> Given exercise: Please quote only the lines that start at the one with "Convert this chart" and go on to the last line of the data, both ends kept.

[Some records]
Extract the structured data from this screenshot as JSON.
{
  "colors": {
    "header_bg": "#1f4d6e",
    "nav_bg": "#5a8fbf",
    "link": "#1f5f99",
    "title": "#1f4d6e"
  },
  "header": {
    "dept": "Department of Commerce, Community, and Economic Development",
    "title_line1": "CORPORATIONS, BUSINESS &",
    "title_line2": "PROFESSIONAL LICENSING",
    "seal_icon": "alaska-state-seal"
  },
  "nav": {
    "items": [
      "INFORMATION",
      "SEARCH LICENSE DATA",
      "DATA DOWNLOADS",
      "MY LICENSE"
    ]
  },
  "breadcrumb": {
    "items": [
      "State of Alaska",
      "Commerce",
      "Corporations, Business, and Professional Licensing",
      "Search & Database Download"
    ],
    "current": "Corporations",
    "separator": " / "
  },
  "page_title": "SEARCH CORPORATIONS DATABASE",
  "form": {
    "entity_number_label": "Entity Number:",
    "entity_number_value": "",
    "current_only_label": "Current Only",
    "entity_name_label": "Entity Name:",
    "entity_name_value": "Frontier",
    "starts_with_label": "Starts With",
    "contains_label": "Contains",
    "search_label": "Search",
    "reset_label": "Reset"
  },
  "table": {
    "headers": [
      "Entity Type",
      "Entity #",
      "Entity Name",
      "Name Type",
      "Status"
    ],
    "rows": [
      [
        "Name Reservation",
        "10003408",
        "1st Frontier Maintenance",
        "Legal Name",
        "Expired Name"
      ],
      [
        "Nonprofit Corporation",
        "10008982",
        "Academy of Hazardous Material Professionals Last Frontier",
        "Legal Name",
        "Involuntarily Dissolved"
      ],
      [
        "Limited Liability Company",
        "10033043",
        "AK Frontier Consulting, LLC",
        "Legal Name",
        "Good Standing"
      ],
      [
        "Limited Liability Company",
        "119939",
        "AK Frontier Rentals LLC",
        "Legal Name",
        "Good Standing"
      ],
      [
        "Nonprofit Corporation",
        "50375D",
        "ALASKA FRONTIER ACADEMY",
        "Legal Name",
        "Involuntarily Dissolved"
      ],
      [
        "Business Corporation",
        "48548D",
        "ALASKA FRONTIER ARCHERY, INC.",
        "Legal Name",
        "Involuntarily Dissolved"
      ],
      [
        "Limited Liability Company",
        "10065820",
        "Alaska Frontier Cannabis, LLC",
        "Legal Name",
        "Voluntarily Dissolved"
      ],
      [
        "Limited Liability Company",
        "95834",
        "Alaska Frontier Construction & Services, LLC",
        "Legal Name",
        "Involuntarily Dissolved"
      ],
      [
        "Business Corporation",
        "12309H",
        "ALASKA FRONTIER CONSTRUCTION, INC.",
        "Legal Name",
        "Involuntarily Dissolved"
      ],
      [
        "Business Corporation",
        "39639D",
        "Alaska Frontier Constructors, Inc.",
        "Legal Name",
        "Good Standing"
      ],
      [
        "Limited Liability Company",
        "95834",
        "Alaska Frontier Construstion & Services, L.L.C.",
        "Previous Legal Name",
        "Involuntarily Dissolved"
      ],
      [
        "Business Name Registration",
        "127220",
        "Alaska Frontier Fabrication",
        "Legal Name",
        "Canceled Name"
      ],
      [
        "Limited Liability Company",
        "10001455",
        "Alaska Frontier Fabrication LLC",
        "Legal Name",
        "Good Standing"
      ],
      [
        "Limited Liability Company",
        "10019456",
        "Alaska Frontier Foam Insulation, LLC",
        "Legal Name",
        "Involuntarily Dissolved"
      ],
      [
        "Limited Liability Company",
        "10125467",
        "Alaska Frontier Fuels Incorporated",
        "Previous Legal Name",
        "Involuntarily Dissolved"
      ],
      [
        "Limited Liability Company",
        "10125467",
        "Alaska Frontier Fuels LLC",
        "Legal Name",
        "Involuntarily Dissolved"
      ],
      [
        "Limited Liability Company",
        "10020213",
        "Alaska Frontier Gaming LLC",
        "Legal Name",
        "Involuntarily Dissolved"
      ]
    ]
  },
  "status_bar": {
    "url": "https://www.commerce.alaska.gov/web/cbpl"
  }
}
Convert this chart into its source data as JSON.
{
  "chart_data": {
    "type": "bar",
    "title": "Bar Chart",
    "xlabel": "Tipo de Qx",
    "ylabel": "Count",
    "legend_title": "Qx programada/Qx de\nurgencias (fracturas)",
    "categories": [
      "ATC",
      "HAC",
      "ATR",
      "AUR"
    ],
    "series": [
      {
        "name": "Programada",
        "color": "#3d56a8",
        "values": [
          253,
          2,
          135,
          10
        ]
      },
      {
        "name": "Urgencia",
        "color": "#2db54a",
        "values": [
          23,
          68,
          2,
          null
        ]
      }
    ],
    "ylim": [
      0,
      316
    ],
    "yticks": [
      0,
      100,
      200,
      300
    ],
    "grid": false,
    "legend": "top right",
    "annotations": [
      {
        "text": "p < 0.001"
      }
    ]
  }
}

> The reply:
Convert this chart into its source data as JSON.
{
  "chart_data": {
    "type": "bar",
    "title": "Bar Chart",
    "xlabel": "Tipo de Qx",
    "ylabel": "Count",
    "legend_title": "Qx programada/Qx de\nurgencias (fracturas)",
    "categories": [
      "ATC",
      "HAC",
      "ATR",
      "AUR"
    ],
    "series": [
      {
        "name": "Programada",
        "color": "#3d56a8",
        "values": [
          253,
          2,
          135,
          10
        ]
      },
      {
        "name": "Urgencia",
        "color": "#2db54a",
        "values": [
          23,
          68,
          2,
          null
        ]
      }
    ],
    "ylim": [
      0,
      316
    ],
    "yticks": [
      0,
      100,
      200,
      300
    ],
    "grid": false,
    "legend": "top right",
    "annotations": [
      {
        "text": "p < 0.001"
      }
    ]
  }
}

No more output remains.